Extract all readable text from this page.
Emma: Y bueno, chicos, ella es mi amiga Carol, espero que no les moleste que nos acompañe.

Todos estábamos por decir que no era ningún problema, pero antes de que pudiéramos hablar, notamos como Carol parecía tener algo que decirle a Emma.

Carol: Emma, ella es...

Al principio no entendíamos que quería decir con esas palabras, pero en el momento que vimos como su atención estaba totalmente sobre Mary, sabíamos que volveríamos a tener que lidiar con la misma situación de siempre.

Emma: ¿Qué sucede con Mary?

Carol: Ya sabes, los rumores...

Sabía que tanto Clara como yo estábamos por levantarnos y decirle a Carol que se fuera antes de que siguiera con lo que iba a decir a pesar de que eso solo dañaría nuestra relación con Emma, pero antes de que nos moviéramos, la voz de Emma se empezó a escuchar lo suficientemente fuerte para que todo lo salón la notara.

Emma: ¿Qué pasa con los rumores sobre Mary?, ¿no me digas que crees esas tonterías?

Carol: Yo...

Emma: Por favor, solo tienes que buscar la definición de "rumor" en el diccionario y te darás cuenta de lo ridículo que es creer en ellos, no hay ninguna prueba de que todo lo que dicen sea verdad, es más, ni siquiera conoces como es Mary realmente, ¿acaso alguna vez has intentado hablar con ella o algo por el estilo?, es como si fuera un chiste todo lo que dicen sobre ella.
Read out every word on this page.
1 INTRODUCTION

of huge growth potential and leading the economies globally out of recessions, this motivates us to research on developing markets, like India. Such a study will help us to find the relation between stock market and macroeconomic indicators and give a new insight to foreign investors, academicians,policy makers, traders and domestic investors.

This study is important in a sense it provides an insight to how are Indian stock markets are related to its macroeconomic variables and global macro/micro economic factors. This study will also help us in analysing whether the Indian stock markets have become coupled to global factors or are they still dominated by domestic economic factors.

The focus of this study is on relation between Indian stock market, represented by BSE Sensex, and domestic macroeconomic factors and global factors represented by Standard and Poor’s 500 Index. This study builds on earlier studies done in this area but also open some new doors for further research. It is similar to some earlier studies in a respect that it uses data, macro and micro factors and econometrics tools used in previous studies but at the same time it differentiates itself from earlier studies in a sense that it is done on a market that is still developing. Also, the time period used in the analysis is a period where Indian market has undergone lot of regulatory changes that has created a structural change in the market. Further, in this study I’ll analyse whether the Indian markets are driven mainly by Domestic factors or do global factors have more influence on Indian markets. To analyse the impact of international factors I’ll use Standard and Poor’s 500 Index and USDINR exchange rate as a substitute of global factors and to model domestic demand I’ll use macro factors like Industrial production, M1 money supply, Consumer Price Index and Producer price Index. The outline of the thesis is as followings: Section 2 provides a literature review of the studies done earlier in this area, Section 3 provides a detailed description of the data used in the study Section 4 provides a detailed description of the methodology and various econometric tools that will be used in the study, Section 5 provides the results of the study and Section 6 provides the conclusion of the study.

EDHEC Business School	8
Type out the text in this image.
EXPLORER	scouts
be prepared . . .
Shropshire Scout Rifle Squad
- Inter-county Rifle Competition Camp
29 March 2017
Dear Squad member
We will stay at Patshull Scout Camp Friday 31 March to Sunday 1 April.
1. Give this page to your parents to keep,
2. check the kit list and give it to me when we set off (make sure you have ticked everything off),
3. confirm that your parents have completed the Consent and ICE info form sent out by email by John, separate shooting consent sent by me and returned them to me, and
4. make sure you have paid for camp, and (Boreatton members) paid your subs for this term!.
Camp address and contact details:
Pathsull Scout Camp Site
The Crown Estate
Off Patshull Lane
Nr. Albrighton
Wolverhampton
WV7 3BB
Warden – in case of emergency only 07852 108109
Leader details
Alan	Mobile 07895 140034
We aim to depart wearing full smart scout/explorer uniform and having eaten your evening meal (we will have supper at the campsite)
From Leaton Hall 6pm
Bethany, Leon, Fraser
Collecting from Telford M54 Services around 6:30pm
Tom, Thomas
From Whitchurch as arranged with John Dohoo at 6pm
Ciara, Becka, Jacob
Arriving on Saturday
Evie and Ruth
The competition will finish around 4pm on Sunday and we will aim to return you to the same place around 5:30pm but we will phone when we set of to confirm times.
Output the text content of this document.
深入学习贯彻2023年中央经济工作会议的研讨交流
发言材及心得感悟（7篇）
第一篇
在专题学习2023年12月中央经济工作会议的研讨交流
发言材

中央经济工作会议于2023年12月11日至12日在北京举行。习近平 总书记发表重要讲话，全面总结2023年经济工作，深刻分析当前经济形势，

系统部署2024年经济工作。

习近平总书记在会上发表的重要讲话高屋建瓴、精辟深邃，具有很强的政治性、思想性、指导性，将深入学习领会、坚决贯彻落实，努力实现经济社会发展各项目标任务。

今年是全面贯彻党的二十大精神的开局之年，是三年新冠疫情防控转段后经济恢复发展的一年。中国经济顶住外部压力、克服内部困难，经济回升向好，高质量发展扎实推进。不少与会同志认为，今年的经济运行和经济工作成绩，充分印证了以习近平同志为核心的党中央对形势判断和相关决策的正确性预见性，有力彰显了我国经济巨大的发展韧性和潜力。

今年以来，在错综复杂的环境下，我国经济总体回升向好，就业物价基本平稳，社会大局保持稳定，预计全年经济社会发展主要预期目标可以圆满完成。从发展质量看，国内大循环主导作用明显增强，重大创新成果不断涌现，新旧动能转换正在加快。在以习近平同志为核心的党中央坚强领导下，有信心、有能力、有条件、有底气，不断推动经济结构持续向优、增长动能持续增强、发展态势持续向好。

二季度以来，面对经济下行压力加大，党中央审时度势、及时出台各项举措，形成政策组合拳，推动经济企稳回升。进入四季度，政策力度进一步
◆ ◆ ◆ ◆ ◆
Collect the complete line wherever the string "also" appears in the records.

Result for this exercise ▸
This study is important in a sense it provides an insight to how are Indian stock markets are related to its macroeconomic variables and global macro/micro economic factors. This study will also help us in analysing whether the Indian stock markets have become coupled to global factors or are they still dominated by domestic economic factors.
The focus of this study is on relation between Indian stock market, represented by BSE Sensex, and domestic macroeconomic factors and global factors represented by Standard and Poor’s 500 Index. This study builds on earlier studies done in this area but also open some new doors for further research. It is similar to some earlier studies in a respect that it uses data, macro and micro factors and econometrics tools used in previous studies but at the same time it differentiates itself from earlier studies in a sense that it is done on a market that is still developing. Also, the time period used in the analysis is a period where Indian market has undergone lot of regulatory changes that has created a structural change in the market. Further, in this study I’ll analyse whether the Indian markets are driven mainly by Domestic factors or do global factors have more influence on Indian markets. To analyse the impact of international factors I’ll use Standard and Poor’s 500 Index and USDINR exchange rate as a substitute of global factors and to model domestic demand I’ll use macro factors like Industrial production, M1 money supply, Consumer Price Index and Producer price Index. The outline of the thesis is as followings: Section 2 provides a literature review of the studies done earlier in this area, Section 3 provides a detailed description of the data used in the study Section 4 provides a detailed description of the methodology and various econometric tools that will be used in the study, Section 5 provides the results of the study and Section 6 provides the conclusion of the study.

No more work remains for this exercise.